**MATERIAL FOR THIS EXERCISE**:
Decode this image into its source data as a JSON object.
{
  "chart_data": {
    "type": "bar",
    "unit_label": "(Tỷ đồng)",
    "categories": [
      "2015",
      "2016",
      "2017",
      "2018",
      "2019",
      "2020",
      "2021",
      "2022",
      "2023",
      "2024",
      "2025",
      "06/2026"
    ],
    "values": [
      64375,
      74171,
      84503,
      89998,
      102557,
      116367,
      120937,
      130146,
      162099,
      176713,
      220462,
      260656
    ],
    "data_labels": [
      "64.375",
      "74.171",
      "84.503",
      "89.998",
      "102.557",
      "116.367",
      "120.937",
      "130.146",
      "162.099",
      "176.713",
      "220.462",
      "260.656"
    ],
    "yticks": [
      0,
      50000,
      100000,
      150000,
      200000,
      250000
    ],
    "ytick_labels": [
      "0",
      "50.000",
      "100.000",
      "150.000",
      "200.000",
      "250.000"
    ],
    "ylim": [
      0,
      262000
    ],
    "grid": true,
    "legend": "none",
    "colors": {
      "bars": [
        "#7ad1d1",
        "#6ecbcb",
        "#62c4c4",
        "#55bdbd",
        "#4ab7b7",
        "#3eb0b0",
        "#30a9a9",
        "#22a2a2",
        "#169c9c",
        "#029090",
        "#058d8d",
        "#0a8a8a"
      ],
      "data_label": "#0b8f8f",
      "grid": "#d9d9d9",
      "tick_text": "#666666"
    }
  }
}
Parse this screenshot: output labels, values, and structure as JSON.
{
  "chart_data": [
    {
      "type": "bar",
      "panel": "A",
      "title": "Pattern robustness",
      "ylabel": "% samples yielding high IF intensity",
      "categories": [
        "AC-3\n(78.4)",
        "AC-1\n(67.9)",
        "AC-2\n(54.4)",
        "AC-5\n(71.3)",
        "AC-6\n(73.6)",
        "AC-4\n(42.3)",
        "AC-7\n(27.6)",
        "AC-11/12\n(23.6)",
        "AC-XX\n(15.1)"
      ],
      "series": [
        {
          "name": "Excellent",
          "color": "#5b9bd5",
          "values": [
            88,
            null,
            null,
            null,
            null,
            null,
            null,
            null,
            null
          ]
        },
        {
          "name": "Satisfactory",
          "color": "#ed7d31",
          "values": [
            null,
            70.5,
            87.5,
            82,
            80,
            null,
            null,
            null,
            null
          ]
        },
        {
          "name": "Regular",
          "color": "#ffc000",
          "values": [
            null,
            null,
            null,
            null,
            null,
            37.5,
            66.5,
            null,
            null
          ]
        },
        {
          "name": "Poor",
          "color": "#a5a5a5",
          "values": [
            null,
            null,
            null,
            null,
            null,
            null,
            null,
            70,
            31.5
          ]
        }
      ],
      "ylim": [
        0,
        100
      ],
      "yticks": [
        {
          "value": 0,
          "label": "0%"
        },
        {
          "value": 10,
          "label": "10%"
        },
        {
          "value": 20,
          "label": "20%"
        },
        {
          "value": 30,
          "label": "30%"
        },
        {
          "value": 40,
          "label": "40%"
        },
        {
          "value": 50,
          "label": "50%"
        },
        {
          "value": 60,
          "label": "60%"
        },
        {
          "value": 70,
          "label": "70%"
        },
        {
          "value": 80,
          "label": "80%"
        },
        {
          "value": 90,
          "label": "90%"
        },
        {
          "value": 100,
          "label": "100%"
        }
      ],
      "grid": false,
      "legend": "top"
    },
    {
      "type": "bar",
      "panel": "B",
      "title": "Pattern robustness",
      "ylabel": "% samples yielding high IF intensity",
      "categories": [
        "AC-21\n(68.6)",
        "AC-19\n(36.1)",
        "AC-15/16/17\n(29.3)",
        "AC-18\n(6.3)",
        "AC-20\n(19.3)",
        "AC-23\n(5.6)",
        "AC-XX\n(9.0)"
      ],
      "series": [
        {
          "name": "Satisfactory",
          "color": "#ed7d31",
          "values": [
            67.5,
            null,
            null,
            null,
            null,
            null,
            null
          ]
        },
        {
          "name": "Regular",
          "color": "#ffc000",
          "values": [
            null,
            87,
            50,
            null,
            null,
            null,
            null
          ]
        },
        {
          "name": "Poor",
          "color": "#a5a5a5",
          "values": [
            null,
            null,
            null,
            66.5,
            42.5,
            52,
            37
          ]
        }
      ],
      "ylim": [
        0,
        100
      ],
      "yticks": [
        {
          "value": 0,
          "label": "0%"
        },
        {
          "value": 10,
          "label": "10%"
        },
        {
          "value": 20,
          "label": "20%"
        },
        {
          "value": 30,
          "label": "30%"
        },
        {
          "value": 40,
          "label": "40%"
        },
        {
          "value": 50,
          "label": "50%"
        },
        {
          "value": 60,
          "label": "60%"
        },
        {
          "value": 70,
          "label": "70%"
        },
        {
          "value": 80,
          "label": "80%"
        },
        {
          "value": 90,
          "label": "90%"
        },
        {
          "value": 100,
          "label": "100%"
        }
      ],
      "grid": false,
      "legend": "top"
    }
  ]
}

**EXERCISE DETAILS**: Output the records above in their entirety, exactly.

**RESULT OF THIS TASK**:
Decode this image into its source data as a JSON object.
{
  "chart_data": {
    "type": "bar",
    "unit_label": "(Tỷ đồng)",
    "categories": [
      "2015",
      "2016",
      "2017",
      "2018",
      "2019",
      "2020",
      "2021",
      "2022",
      "2023",
      "2024",
      "2025",
      "06/2026"
    ],
    "values": [
      64375,
      74171,
      84503,
      89998,
      102557,
      116367,
      120937,
      130146,
      162099,
      176713,
      220462,
      260656
    ],
    "data_labels": [
      "64.375",
      "74.171",
      "84.503",
      "89.998",
      "102.557",
      "116.367",
      "120.937",
      "130.146",
      "162.099",
      "176.713",
      "220.462",
      "260.656"
    ],
    "yticks": [
      0,
      50000,
      100000,
      150000,
      200000,
      250000
    ],
    "ytick_labels": [
      "0",
      "50.000",
      "100.000",
      "150.000",
      "200.000",
      "250.000"
    ],
    "ylim": [
      0,
      262000
    ],
    "grid": true,
    "legend": "none",
    "colors": {
      "bars": [
        "#7ad1d1",
        "#6ecbcb",
        "#62c4c4",
        "#55bdbd",
        "#4ab7b7",
        "#3eb0b0",
        "#30a9a9",
        "#22a2a2",
        "#169c9c",
        "#029090",
        "#058d8d",
        "#0a8a8a"
      ],
      "data_label": "#0b8f8f",
      "grid": "#d9d9d9",
      "tick_text": "#666666"
    }
  }
}
Parse this screenshot: output labels, values, and structure as JSON.
{
  "chart_data": [
    {
      "type": "bar",
      "panel": "A",
      "title": "Pattern robustness",
      "ylabel": "% samples yielding high IF intensity",
      "categories": [
        "AC-3\n(78.4)",
        "AC-1\n(67.9)",
        "AC-2\n(54.4)",
        "AC-5\n(71.3)",
        "AC-6\n(73.6)",
        "AC-4\n(42.3)",
        "AC-7\n(27.6)",
        "AC-11/12\n(23.6)",
        "AC-XX\n(15.1)"
      ],
      "series": [
        {
          "name": "Excellent",
          "color": "#5b9bd5",
          "values": [
            88,
            null,
            null,
            null,
            null,
            null,
            null,
            null,
            null
          ]
        },
        {
          "name": "Satisfactory",
          "color": "#ed7d31",
          "values": [
            null,
            70.5,
            87.5,
            82,
            80,
            null,
            null,
            null,
            null
          ]
        },
        {
          "name": "Regular",
          "color": "#ffc000",
          "values": [
            null,
            null,
            null,
            null,
            null,
            37.5,
            66.5,
            null,
            null
          ]
        },
        {
          "name": "Poor",
          "color": "#a5a5a5",
          "values": [
            null,
            null,
            null,
            null,
            null,
            null,
            null,
            70,
            31.5
          ]
        }
      ],
      "ylim": [
        0,
        100
      ],
      "yticks": [
        {
          "value": 0,
          "label": "0%"
        },
        {
          "value": 10,
          "label": "10%"
        },
        {
          "value": 20,
          "label": "20%"
        },
        {
          "value": 30,
          "label": "30%"
        },
        {
          "value": 40,
          "label": "40%"
        },
        {
          "value": 50,
          "label": "50%"
        },
        {
          "value": 60,
          "label": "60%"
        },
        {
          "value": 70,
          "label": "70%"
        },
        {
          "value": 80,
          "label": "80%"
        },
        {
          "value": 90,
          "label": "90%"
        },
        {
          "value": 100,
          "label": "100%"
        }
      ],
      "grid": false,
      "legend": "top"
    },
    {
      "type": "bar",
      "panel": "B",
      "title": "Pattern robustness",
      "ylabel": "% samples yielding high IF intensity",
      "categories": [
        "AC-21\n(68.6)",
        "AC-19\n(36.1)",
        "AC-15/16/17\n(29.3)",
        "AC-18\n(6.3)",
        "AC-20\n(19.3)",
        "AC-23\n(5.6)",
        "AC-XX\n(9.0)"
      ],
      "series": [
        {
          "name": "Satisfactory",
          "color": "#ed7d31",
          "values": [
            67.5,
            null,
            null,
            null,
            null,
            null,
            null
          ]
        },
        {
          "name": "Regular",
          "color": "#ffc000",
          "values": [
            null,
            87,
            50,
            null,
            null,
            null,
            null
          ]
        },
        {
          "name": "Poor",
          "color": "#a5a5a5",
          "values": [
            null,
            null,
            null,
            66.5,
            42.5,
            52,
            37
          ]
        }
      ],
      "ylim": [
        0,
        100
      ],
      "yticks": [
        {
          "value": 0,
          "label": "0%"
        },
        {
          "value": 10,
          "label": "10%"
        },
        {
          "value": 20,
          "label": "20%"
        },
        {
          "value": 30,
          "label": "30%"
        },
        {
          "value": 40,
          "label": "40%"
        },
        {
          "value": 50,
          "label": "50%"
        },
        {
          "value": 60,
          "label": "60%"
        },
        {
          "value": 70,
          "label": "70%"
        },
        {
          "value": 80,
          "label": "80%"
        },
        {
          "value": 90,
          "label": "90%"
        },
        {
          "value": 100,
          "label": "100%"
        }
      ],
      "grid": false,
      "legend": "top"
    }
  ]
}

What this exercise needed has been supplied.